__WHAT YOU ARE ASKED TO DO__
Are you able to retype all the records below exactly?
** Start of EXERCISE DATA **
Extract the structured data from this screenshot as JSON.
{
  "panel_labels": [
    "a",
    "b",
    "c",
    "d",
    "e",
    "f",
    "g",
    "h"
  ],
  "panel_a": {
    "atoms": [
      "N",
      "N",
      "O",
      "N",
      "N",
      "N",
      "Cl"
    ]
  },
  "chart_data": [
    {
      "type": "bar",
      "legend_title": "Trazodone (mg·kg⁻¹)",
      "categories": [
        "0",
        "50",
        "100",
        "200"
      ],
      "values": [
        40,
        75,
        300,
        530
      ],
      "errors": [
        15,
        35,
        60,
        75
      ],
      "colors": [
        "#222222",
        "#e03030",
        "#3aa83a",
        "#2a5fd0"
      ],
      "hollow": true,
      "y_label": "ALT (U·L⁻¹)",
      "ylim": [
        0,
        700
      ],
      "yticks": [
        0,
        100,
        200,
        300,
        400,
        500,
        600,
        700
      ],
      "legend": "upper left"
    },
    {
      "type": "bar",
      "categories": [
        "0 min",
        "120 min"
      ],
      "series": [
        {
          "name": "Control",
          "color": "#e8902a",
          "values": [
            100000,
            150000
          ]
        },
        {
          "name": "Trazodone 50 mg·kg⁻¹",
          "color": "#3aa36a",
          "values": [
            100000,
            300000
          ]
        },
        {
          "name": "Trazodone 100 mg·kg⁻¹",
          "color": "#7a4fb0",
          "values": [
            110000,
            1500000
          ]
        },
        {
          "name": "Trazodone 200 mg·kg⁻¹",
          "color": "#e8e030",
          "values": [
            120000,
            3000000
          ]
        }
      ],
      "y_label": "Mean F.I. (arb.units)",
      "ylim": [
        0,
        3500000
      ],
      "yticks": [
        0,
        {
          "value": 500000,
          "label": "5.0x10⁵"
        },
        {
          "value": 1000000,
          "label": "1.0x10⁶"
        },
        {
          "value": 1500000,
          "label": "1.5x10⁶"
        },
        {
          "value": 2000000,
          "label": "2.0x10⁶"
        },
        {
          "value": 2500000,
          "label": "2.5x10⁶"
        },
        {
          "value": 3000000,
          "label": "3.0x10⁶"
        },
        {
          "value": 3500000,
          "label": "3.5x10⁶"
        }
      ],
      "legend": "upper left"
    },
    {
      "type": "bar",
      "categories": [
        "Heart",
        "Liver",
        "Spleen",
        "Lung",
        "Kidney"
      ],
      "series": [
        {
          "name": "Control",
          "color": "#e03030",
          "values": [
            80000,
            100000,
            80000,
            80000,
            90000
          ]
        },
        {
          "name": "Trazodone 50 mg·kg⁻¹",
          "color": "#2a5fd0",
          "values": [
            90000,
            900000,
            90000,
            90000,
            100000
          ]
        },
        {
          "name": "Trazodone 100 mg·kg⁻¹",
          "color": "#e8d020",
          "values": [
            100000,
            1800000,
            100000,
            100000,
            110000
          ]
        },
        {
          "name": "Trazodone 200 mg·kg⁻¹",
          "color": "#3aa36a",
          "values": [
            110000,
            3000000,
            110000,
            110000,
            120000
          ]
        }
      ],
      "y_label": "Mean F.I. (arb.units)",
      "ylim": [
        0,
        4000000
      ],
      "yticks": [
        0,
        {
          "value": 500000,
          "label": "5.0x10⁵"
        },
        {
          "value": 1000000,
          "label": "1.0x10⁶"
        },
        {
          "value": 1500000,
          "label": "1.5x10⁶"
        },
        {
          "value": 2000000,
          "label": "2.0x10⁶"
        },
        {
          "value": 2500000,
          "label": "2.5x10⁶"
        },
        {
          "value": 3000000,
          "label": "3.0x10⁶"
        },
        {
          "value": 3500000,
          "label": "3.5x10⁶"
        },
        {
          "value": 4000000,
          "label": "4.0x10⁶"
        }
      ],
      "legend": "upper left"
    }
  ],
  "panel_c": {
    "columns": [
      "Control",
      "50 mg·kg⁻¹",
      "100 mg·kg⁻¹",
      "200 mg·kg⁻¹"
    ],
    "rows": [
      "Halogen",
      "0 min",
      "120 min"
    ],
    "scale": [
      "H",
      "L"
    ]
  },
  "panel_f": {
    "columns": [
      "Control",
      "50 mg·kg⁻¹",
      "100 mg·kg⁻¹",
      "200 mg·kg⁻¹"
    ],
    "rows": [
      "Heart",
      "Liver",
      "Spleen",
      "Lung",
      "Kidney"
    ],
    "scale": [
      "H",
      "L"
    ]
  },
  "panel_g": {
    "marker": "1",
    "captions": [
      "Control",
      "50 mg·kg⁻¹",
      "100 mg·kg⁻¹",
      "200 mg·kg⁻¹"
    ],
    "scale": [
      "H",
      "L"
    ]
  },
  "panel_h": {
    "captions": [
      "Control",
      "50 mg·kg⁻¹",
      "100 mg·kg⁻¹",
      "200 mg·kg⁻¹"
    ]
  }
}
** End of EXERCISE DATA **
__RESPONSE FOR THIS EXERCISE__
Extract the structured data from this screenshot as JSON.
{
  "panel_labels": [
    "a",
    "b",
    "c",
    "d",
    "e",
    "f",
    "g",
    "h"
  ],
  "panel_a": {
    "atoms": [
      "N",
      "N",
      "O",
      "N",
      "N",
      "N",
      "Cl"
    ]
  },
  "chart_data": [
    {
      "type": "bar",
      "legend_title": "Trazodone (mg·kg⁻¹)",
      "categories": [
        "0",
        "50",
        "100",
        "200"
      ],
      "values": [
        40,
        75,
        300,
        530
      ],
      "errors": [
        15,
        35,
        60,
        75
      ],
      "colors": [
        "#222222",
        "#e03030",
        "#3aa83a",
        "#2a5fd0"
      ],
      "hollow": true,
      "y_label": "ALT (U·L⁻¹)",
      "ylim": [
        0,
        700
      ],
      "yticks": [
        0,
        100,
        200,
        300,
        400,
        500,
        600,
        700
      ],
      "legend": "upper left"
    },
    {
      "type": "bar",
      "categories": [
        "0 min",
        "120 min"
      ],
      "series": [
        {
          "name": "Control",
          "color": "#e8902a",
          "values": [
            100000,
            150000
          ]
        },
        {
          "name": "Trazodone 50 mg·kg⁻¹",
          "color": "#3aa36a",
          "values": [
            100000,
            300000
          ]
        },
        {
          "name": "Trazodone 100 mg·kg⁻¹",
          "color": "#7a4fb0",
          "values": [
            110000,
            1500000
          ]
        },
        {
          "name": "Trazodone 200 mg·kg⁻¹",
          "color": "#e8e030",
          "values": [
            120000,
            3000000
          ]
        }
      ],
      "y_label": "Mean F.I. (arb.units)",
      "ylim": [
        0,
        3500000
      ],
      "yticks": [
        0,
        {
          "value": 500000,
          "label": "5.0x10⁵"
        },
        {
          "value": 1000000,
          "label": "1.0x10⁶"
        },
        {
          "value": 1500000,
          "label": "1.5x10⁶"
        },
        {
          "value": 2000000,
          "label": "2.0x10⁶"
        },
        {
          "value": 2500000,
          "label": "2.5x10⁶"
        },
        {
          "value": 3000000,
          "label": "3.0x10⁶"
        },
        {
          "value": 3500000,
          "label": "3.5x10⁶"
        }
      ],
      "legend": "upper left"
    },
    {
      "type": "bar",
      "categories": [
        "Heart",
        "Liver",
        "Spleen",
        "Lung",
        "Kidney"
      ],
      "series": [
        {
          "name": "Control",
          "color": "#e03030",
          "values": [
            80000,
            100000,
            80000,
            80000,
            90000
          ]
        },
        {
          "name": "Trazodone 50 mg·kg⁻¹",
          "color": "#2a5fd0",
          "values": [
            90000,
            900000,
            90000,
            90000,
            100000
          ]
        },
        {
          "name": "Trazodone 100 mg·kg⁻¹",
          "color": "#e8d020",
          "values": [
            100000,
            1800000,
            100000,
            100000,
            110000
          ]
        },
        {
          "name": "Trazodone 200 mg·kg⁻¹",
          "color": "#3aa36a",
          "values": [
            110000,
            3000000,
            110000,
            110000,
            120000
          ]
        }
      ],
      "y_label": "Mean F.I. (arb.units)",
      "ylim": [
        0,
        4000000
      ],
      "yticks": [
        0,
        {
          "value": 500000,
          "label": "5.0x10⁵"
        },
        {
          "value": 1000000,
          "label": "1.0x10⁶"
        },
        {
          "value": 1500000,
          "label": "1.5x10⁶"
        },
        {
          "value": 2000000,
          "label": "2.0x10⁶"
        },
        {
          "value": 2500000,
          "label": "2.5x10⁶"
        },
        {
          "value": 3000000,
          "label": "3.0x10⁶"
        },
        {
          "value": 3500000,
          "label": "3.5x10⁶"
        },
        {
          "value": 4000000,
          "label": "4.0x10⁶"
        }
      ],
      "legend": "upper left"
    }
  ],
  "panel_c": {
    "columns": [
      "Control",
      "50 mg·kg⁻¹",
      "100 mg·kg⁻¹",
      "200 mg·kg⁻¹"
    ],
    "rows": [
      "Halogen",
      "0 min",
      "120 min"
    ],
    "scale": [
      "H",
      "L"
    ]
  },
  "panel_f": {
    "columns": [
      "Control",
      "50 mg·kg⁻¹",
      "100 mg·kg⁻¹",
      "200 mg·kg⁻¹"
    ],
    "rows": [
      "Heart",
      "Liver",
      "Spleen",
      "Lung",
      "Kidney"
    ],
    "scale": [
      "H",
      "L"
    ]
  },
  "panel_g": {
    "marker": "1",
    "captions": [
      "Control",
      "50 mg·kg⁻¹",
      "100 mg·kg⁻¹",
      "200 mg·kg⁻¹"
    ],
    "scale": [
      "H",
      "L"
    ]
  },
  "panel_h": {
    "captions": [
      "Control",
      "50 mg·kg⁻¹",
      "100 mg·kg⁻¹",
      "200 mg·kg⁻¹"
    ]
  }
}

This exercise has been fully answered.